# Aim
Here are some entries; quote each one exactly.

# Available data
----

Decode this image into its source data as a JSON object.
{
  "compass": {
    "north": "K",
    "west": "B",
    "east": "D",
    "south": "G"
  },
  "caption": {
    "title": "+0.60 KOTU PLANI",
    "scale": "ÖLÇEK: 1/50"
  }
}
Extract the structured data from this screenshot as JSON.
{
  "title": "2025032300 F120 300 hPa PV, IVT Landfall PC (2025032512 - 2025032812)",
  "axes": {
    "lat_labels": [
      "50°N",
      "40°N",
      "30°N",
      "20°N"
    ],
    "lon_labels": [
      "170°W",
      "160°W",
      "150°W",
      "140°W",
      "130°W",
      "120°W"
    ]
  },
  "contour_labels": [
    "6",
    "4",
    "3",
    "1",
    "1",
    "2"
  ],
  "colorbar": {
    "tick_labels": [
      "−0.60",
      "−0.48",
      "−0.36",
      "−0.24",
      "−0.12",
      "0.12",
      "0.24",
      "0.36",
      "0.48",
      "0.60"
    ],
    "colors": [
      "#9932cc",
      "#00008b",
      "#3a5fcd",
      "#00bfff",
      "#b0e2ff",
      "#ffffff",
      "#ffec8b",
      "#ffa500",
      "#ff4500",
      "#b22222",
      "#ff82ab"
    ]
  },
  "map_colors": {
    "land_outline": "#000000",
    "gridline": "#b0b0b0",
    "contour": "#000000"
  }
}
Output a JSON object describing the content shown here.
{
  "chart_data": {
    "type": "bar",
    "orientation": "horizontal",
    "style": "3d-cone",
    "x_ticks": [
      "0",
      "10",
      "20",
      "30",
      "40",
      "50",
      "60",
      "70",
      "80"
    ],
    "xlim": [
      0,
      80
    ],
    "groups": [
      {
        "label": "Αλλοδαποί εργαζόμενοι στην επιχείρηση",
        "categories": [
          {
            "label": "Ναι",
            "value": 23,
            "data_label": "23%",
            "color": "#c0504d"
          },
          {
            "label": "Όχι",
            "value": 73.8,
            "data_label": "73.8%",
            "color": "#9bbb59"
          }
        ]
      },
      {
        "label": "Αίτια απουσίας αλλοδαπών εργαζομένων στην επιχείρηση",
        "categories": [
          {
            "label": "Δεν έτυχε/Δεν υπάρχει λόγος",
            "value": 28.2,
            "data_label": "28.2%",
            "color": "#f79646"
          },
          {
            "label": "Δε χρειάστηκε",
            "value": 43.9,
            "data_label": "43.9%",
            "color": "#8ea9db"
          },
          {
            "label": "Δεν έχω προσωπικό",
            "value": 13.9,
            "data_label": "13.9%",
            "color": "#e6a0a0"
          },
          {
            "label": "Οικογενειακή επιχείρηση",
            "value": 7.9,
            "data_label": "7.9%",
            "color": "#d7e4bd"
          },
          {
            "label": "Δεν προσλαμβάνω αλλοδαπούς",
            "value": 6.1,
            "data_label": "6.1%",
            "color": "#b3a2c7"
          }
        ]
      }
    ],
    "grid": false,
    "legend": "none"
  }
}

----

# Response for this exercise
Decode this image into its source data as a JSON object.
{
  "compass": {
    "north": "K",
    "west": "B",
    "east": "D",
    "south": "G"
  },
  "caption": {
    "title": "+0.60 KOTU PLANI",
    "scale": "ÖLÇEK: 1/50"
  }
}
Extract the structured data from this screenshot as JSON.
{
  "title": "2025032300 F120 300 hPa PV, IVT Landfall PC (2025032512 - 2025032812)",
  "axes": {
    "lat_labels": [
      "50°N",
      "40°N",
      "30°N",
      "20°N"
    ],
    "lon_labels": [
      "170°W",
      "160°W",
      "150°W",
      "140°W",
      "130°W",
      "120°W"
    ]
  },
  "contour_labels": [
    "6",
    "4",
    "3",
    "1",
    "1",
    "2"
  ],
  "colorbar": {
    "tick_labels": [
      "−0.60",
      "−0.48",
      "−0.36",
      "−0.24",
      "−0.12",
      "0.12",
      "0.24",
      "0.36",
      "0.48",
      "0.60"
    ],
    "colors": [
      "#9932cc",
      "#00008b",
      "#3a5fcd",
      "#00bfff",
      "#b0e2ff",
      "#ffffff",
      "#ffec8b",
      "#ffa500",
      "#ff4500",
      "#b22222",
      "#ff82ab"
    ]
  },
  "map_colors": {
    "land_outline": "#000000",
    "gridline": "#b0b0b0",
    "contour": "#000000"
  }
}
Output a JSON object describing the content shown here.
{
  "chart_data": {
    "type": "bar",
    "orientation": "horizontal",
    "style": "3d-cone",
    "x_ticks": [
      "0",
      "10",
      "20",
      "30",
      "40",
      "50",
      "60",
      "70",
      "80"
    ],
    "xlim": [
      0,
      80
    ],
    "groups": [
      {
        "label": "Αλλοδαποί εργαζόμενοι στην επιχείρηση",
        "categories": [
          {
            "label": "Ναι",
            "value": 23,
            "data_label": "23%",
            "color": "#c0504d"
          },
          {
            "label": "Όχι",
            "value": 73.8,
            "data_label": "73.8%",
            "color": "#9bbb59"
          }
        ]
      },
      {
        "label": "Αίτια απουσίας αλλοδαπών εργαζομένων στην επιχείρηση",
        "categories": [
          {
            "label": "Δεν έτυχε/Δεν υπάρχει λόγος",
            "value": 28.2,
            "data_label": "28.2%",
            "color": "#f79646"
          },
          {
            "label": "Δε χρειάστηκε",
            "value": 43.9,
            "data_label": "43.9%",
            "color": "#8ea9db"
          },
          {
            "label": "Δεν έχω προσωπικό",
            "value": 13.9,
            "data_label": "13.9%",
            "color": "#e6a0a0"
          },
          {
            "label": "Οικογενειακή επιχείρηση",
            "value": 7.9,
            "data_label": "7.9%",
            "color": "#d7e4bd"
          },
          {
            "label": "Δεν προσλαμβάνω αλλοδαπούς",
            "value": 6.1,
            "data_label": "6.1%",
            "color": "#b3a2c7"
          }
        ]
      }
    ],
    "grid": false,
    "legend": "none"
  }
}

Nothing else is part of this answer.